- RAW RECORDS -
□ □ □ □ □ □ □

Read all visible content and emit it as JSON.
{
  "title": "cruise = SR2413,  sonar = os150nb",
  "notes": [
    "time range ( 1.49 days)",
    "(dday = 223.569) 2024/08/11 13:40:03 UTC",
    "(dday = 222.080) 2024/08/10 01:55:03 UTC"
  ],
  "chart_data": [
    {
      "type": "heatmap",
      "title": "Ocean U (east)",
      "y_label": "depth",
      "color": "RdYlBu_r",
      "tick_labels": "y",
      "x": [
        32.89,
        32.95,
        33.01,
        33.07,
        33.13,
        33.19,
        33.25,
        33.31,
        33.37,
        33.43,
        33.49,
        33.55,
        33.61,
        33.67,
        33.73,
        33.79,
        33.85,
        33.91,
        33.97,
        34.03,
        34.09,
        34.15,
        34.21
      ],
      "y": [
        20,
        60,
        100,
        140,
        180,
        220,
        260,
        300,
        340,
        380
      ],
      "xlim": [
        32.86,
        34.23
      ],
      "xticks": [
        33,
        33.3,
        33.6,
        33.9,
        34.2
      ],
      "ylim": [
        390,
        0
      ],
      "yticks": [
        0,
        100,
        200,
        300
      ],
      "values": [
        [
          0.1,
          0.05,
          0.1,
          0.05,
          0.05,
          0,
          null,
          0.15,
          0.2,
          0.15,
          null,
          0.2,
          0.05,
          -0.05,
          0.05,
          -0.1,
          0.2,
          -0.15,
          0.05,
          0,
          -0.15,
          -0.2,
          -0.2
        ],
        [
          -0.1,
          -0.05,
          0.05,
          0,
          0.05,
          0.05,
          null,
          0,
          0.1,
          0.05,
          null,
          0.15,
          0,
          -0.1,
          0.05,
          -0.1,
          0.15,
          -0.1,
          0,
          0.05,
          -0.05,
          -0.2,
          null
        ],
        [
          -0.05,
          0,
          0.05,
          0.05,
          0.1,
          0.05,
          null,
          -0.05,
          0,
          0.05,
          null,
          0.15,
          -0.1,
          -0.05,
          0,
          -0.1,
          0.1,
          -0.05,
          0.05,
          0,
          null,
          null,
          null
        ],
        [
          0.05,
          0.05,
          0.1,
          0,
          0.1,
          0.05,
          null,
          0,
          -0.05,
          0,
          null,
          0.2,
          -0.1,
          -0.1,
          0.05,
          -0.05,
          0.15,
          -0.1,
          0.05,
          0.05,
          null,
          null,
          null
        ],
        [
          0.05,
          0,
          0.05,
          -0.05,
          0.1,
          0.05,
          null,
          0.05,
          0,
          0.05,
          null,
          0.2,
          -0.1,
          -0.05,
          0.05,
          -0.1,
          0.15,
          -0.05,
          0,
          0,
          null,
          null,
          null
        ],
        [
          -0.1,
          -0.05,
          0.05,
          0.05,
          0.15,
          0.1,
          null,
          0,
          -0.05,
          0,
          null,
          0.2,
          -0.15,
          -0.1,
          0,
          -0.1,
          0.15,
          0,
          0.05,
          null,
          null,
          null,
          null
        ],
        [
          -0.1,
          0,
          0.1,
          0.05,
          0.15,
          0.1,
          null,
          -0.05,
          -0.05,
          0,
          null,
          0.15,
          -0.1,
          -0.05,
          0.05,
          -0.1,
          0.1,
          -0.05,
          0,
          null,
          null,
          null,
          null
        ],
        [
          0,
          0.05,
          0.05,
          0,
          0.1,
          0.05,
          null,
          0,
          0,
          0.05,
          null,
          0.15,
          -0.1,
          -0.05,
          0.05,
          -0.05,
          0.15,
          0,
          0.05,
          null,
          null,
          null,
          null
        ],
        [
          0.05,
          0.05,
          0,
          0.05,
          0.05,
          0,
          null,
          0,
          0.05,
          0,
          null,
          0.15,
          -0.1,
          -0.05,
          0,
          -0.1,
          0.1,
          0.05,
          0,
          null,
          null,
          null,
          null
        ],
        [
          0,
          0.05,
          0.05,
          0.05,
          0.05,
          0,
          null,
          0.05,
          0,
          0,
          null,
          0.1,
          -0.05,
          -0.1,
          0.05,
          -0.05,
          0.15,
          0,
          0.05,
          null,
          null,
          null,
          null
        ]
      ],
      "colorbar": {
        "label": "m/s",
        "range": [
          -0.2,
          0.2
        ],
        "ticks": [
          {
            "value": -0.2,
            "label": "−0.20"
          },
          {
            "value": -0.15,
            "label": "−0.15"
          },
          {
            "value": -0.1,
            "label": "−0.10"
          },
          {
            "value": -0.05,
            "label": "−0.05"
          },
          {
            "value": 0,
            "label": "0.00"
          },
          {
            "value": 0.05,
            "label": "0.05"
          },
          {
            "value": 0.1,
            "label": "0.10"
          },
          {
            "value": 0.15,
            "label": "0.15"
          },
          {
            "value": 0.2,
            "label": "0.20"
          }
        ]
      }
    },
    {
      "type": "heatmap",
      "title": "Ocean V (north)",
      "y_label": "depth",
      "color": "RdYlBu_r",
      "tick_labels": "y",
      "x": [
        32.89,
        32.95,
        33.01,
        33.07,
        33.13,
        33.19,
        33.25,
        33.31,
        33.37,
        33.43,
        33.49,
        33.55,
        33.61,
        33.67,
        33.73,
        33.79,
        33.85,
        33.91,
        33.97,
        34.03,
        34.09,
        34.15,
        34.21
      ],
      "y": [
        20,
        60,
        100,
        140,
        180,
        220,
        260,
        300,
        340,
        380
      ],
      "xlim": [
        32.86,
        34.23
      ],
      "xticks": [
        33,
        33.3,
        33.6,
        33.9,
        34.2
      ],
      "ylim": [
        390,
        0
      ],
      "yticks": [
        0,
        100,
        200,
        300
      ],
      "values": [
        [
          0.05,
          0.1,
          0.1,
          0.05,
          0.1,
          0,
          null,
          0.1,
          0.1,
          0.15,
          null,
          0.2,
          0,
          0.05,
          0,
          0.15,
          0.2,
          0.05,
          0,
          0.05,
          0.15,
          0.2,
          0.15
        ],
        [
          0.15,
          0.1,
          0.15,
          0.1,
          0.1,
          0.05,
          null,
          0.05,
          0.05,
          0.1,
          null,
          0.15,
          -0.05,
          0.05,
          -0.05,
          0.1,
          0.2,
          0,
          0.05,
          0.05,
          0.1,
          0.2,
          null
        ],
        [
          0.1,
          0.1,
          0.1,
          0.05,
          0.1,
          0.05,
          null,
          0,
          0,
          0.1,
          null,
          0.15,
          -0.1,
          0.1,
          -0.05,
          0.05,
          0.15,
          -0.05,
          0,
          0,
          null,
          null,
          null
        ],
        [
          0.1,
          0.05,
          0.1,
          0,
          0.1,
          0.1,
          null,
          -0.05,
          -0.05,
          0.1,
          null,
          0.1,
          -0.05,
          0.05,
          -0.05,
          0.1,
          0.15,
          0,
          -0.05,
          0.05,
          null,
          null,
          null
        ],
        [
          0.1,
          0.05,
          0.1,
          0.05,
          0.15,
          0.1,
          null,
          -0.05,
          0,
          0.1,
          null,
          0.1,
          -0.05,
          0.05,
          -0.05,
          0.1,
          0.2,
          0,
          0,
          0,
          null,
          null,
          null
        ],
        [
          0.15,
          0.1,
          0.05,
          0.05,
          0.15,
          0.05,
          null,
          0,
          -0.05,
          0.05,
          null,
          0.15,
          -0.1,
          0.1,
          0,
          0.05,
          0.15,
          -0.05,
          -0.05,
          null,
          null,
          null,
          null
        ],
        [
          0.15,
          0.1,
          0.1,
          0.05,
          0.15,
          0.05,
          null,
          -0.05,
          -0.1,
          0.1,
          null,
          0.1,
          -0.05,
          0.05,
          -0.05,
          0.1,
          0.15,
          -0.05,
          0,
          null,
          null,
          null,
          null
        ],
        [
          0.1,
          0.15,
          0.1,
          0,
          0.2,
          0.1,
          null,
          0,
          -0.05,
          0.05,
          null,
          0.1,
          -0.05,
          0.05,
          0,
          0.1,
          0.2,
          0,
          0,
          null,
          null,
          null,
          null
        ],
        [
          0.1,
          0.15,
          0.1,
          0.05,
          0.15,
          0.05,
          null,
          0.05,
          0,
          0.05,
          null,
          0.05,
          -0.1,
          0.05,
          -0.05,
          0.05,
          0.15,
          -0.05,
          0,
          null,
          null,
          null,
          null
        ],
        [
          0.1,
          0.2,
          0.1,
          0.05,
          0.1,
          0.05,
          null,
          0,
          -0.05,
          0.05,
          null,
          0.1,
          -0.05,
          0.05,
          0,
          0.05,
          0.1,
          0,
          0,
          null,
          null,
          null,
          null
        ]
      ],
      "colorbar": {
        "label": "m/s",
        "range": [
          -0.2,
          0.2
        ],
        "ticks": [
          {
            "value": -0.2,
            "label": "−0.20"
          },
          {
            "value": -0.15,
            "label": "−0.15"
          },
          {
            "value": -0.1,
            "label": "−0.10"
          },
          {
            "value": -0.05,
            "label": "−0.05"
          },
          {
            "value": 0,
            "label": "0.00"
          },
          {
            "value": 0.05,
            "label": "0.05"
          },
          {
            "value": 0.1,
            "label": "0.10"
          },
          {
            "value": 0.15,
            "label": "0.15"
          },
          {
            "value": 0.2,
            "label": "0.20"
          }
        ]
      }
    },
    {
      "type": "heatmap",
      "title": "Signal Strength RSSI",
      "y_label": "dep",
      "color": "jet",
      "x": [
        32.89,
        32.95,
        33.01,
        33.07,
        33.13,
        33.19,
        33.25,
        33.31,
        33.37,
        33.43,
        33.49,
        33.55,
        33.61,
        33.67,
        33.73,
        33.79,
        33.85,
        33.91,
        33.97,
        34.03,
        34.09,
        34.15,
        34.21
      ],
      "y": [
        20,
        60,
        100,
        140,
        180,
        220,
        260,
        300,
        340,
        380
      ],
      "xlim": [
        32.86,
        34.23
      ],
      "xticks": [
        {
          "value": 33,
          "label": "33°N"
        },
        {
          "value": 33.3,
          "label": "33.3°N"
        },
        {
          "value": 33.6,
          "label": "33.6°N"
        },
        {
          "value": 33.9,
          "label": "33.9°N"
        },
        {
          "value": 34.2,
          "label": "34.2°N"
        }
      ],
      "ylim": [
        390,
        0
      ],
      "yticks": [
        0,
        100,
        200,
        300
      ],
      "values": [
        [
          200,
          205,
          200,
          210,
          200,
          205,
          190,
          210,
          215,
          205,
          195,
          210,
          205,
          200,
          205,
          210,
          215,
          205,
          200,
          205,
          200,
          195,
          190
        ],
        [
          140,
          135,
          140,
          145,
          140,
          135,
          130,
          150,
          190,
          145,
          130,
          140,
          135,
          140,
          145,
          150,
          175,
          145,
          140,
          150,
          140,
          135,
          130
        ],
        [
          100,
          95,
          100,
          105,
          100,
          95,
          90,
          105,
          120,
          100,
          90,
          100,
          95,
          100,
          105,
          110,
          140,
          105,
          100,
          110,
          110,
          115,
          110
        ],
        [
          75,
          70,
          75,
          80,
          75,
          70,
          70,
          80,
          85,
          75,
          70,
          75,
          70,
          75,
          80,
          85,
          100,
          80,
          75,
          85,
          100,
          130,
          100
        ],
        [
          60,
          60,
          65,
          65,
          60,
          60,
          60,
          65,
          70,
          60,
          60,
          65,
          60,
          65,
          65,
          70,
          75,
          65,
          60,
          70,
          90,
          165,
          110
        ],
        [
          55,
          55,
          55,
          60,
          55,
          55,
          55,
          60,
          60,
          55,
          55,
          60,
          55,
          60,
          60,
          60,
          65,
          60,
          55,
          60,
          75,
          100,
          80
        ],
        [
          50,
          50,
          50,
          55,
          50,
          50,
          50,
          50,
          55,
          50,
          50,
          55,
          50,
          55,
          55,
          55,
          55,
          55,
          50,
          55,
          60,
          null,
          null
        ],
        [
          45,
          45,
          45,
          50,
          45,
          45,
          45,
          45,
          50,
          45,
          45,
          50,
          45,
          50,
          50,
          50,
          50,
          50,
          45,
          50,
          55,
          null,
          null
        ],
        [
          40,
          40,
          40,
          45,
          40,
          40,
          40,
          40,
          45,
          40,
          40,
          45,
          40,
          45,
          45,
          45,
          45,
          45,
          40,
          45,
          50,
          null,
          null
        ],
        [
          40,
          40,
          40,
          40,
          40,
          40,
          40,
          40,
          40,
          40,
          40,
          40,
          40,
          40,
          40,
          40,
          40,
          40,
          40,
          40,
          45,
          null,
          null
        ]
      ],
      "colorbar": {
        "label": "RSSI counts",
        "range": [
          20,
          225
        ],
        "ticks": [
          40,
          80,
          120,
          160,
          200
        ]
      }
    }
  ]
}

□ □ □ □ □ □ □

- BRIEF -
Search the data above for the word "dday", then gather each line in which it appears.

- TASK SOLUTION -
    "(dday = 223.569) 2024/08/11 13:40:03 UTC",
    "(dday = 222.080) 2024/08/10 01:55:03 UTC"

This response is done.